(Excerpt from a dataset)
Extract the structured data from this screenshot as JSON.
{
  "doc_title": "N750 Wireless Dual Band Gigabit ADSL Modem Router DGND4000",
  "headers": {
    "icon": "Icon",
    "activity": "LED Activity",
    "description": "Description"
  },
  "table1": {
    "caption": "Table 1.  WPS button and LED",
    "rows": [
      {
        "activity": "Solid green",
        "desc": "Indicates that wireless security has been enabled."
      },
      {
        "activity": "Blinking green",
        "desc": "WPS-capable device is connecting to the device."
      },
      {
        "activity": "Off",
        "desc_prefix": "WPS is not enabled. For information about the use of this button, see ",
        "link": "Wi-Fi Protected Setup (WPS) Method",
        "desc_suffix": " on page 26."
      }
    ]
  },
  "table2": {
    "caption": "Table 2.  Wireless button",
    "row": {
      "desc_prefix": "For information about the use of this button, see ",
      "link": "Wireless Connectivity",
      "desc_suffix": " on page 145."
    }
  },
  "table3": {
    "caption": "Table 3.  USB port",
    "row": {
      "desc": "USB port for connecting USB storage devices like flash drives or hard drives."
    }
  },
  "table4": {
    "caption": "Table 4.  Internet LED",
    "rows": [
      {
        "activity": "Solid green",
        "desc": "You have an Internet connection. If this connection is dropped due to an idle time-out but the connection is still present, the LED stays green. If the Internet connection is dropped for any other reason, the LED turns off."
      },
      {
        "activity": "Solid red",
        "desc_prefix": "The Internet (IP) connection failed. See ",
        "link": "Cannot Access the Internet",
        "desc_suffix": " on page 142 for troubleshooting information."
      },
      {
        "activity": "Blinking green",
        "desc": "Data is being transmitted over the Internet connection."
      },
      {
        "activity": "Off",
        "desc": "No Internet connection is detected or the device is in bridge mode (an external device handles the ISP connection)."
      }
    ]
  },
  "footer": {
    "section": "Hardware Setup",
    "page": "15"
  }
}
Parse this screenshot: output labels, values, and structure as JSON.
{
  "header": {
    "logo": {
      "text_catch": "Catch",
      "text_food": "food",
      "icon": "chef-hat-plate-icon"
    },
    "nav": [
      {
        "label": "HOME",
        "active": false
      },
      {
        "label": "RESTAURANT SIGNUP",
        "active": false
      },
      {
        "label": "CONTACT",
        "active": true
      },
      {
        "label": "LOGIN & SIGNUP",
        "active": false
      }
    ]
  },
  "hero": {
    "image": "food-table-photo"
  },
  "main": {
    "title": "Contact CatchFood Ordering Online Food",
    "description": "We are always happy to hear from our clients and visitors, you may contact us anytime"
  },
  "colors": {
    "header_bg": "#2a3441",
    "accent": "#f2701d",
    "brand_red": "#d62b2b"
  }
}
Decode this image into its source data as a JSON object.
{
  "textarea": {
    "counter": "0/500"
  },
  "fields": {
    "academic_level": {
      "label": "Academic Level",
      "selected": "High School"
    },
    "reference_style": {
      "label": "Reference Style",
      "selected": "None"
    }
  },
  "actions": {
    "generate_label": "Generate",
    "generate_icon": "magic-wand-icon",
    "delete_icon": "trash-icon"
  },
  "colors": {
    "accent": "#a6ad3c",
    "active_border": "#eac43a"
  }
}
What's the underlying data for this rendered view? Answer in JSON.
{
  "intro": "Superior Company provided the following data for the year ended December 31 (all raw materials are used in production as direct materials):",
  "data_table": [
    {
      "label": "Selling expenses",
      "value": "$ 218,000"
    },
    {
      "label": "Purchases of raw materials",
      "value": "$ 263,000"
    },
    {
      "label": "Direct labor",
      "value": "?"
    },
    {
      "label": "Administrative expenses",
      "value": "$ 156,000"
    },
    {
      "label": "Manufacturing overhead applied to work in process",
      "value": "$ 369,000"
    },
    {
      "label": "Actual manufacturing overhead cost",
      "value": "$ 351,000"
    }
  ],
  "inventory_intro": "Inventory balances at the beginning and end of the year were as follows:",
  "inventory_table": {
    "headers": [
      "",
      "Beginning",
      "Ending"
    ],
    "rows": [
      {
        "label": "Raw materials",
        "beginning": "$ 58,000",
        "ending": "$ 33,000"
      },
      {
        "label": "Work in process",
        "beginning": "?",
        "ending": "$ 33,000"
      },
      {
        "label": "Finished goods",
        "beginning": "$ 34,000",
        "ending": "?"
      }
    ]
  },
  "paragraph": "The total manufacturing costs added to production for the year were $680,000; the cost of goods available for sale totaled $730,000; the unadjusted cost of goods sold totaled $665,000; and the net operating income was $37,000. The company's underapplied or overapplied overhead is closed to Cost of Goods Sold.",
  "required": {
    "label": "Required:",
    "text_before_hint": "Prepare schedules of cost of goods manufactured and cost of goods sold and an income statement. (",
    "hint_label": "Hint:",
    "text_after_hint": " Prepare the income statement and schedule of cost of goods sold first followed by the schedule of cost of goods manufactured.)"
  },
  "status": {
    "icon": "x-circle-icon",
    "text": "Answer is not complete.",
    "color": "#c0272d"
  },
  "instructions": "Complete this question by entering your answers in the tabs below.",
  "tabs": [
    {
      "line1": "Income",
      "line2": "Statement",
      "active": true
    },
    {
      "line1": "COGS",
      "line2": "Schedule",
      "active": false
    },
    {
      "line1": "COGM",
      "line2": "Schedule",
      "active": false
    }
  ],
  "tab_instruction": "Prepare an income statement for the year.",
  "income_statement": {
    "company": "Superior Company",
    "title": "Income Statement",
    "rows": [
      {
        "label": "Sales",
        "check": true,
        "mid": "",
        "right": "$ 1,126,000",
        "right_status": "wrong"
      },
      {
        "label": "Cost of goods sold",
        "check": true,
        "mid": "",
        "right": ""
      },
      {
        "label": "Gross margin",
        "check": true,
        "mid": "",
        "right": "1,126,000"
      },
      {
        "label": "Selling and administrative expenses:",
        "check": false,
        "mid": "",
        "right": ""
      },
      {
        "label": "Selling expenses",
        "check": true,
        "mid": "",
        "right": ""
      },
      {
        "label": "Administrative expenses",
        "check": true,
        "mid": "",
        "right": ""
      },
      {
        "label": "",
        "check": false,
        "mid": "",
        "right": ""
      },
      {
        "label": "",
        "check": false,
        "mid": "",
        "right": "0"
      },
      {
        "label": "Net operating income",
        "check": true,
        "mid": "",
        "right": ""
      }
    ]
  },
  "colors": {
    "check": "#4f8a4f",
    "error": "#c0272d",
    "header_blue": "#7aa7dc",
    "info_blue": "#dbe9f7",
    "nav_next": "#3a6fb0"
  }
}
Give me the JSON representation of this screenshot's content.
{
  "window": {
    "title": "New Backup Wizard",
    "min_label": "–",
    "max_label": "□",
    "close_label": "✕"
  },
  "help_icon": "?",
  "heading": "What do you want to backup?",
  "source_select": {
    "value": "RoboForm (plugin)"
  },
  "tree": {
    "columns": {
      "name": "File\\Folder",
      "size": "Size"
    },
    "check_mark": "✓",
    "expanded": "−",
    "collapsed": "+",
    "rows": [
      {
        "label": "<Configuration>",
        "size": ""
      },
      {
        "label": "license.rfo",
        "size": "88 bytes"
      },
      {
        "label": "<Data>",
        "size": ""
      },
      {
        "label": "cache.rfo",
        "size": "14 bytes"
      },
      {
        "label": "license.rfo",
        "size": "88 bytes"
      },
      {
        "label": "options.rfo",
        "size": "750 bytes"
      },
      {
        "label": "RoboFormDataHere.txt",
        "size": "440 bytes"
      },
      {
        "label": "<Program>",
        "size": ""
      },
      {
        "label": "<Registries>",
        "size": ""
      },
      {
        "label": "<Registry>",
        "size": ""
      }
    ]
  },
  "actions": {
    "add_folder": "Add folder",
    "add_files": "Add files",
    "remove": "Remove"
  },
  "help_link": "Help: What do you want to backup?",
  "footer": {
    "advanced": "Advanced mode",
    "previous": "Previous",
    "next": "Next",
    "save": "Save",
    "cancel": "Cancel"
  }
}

■ What you need to do
How many lines of the data contain the word "Selling"? Answer with the number alone.

■ Completed exercise
3